§ Text shown:
——————————

If you take back consent for
services, your child will no
longer have an IEP.
Once your child is receiving services, you have the right to revoke (or take back) your consent for your child to continue to receive special education and related services. The school will provide a prior written notice confirming when your child’s IEP services will end. Your child will then be treated as a regular education student, and special education protections and benefits will not apply.

You have the right to
be informed and receive
timely notices
As the parent of a child with a disability or suspected disability, the school must provide you with enough information to make an informed decision about any action that the school is proposing. You must also be informed about meetings planned to discuss your child’s special education and receive notice early enough to give you an opportunity to attend. The proposed meeting time must be at a time and place that is convenient for both you and school personnel. If y ou cannot make the meeting, the school must try to call or write to you to get your input.

A Prior Written Notice (PWN) gives
you advance information about
what the school is proposing or refusing to do.
The PWN must be given to you a reasonable time before the school 1) proposes to begin or change the identification, evaluation or placement of your child or to revise his or her Individualized Education Program, or 2) refused to do any of the above at the parent’s request. This notice must be written in a language understandable to you and contain:

  • A description of the action proposed or refused
  • An explanation of why the school proposes or refuses the action
  • A description of what other options were considered, and why they weren’t chosen
  • A description of each evaluation procedure, record, assessment or report that was used to make the decision to initiate or refuse the action
  • How to get a copy of the procedural safeguards notice and agencies that parents may contact for assistance in understanding the special education process.

A procedural safeguards notice explains all of your legal
rights under IDEA and Hawaii’s Chapter 60
The Procedural Safeguards Notice for Parents and Students under IDEA and Hawaii Law and Regulations is a booklet that must be provided to you once in a school year in a language or form of communication that you understand. A copy of this notice must also be given to you when you request it, as well as when:

  • You ask to have your child evaluated or your child is referred for evaluation
  • A decision made to discipline your child will result in a change of placement
  • You first request a due process hearing or file a State complaint.

——————————

§ Data supplied:
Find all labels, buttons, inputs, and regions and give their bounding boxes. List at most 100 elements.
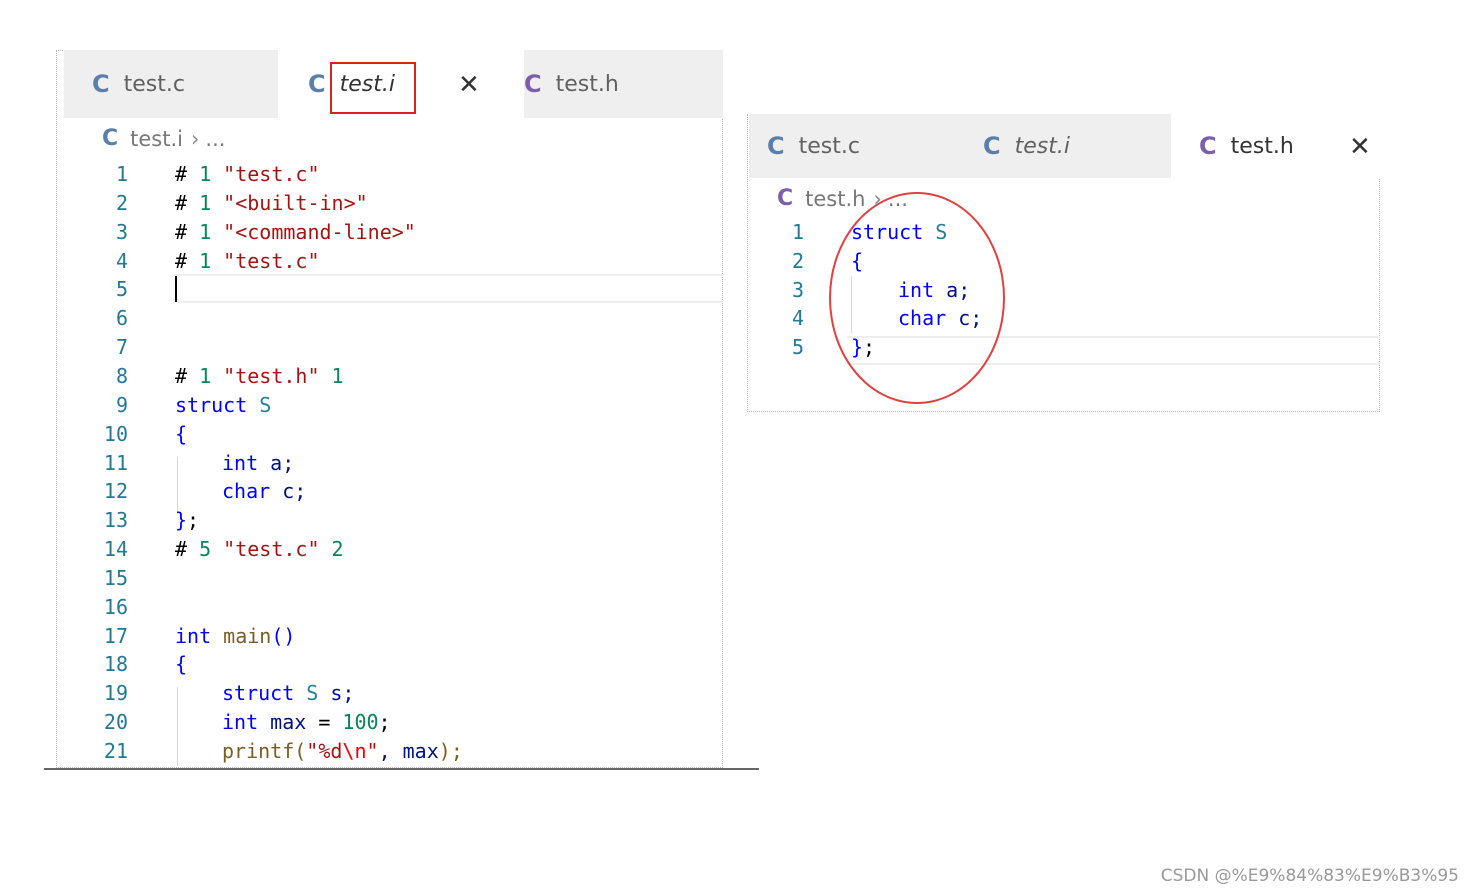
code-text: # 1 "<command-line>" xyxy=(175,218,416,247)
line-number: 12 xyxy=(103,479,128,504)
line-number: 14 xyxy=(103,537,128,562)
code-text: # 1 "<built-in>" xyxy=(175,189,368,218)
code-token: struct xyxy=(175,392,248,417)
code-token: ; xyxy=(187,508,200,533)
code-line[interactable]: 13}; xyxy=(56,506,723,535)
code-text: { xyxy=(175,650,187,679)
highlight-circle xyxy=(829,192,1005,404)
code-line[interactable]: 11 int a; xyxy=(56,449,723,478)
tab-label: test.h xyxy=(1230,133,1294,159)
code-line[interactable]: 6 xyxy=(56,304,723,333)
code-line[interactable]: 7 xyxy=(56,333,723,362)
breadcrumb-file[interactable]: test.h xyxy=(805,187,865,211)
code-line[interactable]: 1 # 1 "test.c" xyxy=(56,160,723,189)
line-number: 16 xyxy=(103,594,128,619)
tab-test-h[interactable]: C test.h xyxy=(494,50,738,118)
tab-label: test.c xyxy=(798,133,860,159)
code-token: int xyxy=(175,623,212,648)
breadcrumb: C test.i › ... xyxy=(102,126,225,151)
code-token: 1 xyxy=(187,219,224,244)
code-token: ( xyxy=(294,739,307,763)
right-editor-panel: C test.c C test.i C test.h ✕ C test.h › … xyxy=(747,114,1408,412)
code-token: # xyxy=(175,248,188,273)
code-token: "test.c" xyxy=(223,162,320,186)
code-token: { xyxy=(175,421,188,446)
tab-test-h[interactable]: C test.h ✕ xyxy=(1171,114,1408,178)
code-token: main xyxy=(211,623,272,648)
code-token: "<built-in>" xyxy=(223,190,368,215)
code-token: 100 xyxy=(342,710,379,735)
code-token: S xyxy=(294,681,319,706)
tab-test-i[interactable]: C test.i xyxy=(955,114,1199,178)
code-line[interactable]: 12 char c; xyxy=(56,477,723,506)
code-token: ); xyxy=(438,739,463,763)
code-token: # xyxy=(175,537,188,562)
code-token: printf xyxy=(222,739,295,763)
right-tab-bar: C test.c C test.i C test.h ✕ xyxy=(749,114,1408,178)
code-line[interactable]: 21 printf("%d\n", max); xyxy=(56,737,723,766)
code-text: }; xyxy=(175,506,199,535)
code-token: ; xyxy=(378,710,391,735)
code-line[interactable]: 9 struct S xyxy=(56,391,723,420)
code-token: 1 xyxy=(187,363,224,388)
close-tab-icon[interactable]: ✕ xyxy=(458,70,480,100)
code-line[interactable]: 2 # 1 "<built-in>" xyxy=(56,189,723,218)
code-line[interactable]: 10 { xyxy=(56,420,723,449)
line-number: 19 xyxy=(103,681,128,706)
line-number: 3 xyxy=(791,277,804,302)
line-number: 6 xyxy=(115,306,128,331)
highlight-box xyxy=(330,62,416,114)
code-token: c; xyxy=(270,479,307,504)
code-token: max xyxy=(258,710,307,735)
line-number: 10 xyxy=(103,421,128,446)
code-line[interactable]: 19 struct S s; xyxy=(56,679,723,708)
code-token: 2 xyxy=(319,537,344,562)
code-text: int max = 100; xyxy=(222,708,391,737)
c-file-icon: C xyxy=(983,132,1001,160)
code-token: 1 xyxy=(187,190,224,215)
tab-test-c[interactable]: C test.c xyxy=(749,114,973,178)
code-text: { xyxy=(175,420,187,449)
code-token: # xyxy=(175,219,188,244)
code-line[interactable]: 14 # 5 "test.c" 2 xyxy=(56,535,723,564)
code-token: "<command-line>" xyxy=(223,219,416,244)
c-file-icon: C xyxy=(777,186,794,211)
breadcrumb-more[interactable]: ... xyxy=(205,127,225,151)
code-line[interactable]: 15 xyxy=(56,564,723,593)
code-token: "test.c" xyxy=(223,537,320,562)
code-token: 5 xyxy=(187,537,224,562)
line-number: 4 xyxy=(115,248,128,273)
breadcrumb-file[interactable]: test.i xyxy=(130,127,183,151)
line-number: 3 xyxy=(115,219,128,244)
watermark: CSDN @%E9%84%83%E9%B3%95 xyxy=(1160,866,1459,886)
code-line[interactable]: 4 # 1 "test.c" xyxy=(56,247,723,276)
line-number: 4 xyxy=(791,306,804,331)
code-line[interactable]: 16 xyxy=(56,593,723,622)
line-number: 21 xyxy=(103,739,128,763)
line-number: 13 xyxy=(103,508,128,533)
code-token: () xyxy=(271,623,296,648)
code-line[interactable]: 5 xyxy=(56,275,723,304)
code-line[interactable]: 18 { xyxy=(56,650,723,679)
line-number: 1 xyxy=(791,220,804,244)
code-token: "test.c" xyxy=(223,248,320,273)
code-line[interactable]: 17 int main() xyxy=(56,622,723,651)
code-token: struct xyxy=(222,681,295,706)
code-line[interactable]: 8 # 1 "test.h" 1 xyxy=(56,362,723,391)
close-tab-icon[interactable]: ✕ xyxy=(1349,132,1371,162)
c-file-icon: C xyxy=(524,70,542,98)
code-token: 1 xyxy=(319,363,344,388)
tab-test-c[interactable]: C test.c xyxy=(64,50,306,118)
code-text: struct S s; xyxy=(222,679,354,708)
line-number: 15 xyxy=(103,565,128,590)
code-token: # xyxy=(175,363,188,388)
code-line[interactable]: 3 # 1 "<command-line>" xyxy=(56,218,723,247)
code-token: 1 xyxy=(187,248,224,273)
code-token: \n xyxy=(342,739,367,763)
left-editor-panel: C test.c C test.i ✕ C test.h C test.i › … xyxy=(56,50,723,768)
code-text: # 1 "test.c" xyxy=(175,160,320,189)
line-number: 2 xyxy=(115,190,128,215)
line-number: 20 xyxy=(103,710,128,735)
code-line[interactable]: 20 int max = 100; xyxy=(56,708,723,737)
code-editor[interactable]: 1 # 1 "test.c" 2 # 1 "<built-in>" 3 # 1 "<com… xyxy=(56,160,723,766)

——————————

§ To be done:
1 > Rewrite the special education rights text starting at "A procedural safeguards" and ending at "a State complaint.", replacing "booklet" with "handbook".
2 > According to the special education rights text, how often must parents be given the Procedural Safeguards Notice booklet?
The entries are separate material from the special education rights text.

§ Solution list:
1 >
A procedural safeguards notice explains all of your legal
rights under IDEA and Hawaii’s Chapter 60
The Procedural Safeguards Notice for Parents and Students under IDEA and Hawaii Law and Regulations is a handbook that must be provided to you once in a school year in a language or form of communication that you understand. A copy of this notice must also be given to you when you request it, as well as when:

  • You ask to have your child evaluated or your child is referred for evaluation
  • A decision made to discipline your child will result in a change of placement
  • You first request a due process hearing or file a State complaint.

2 > Once in a school year.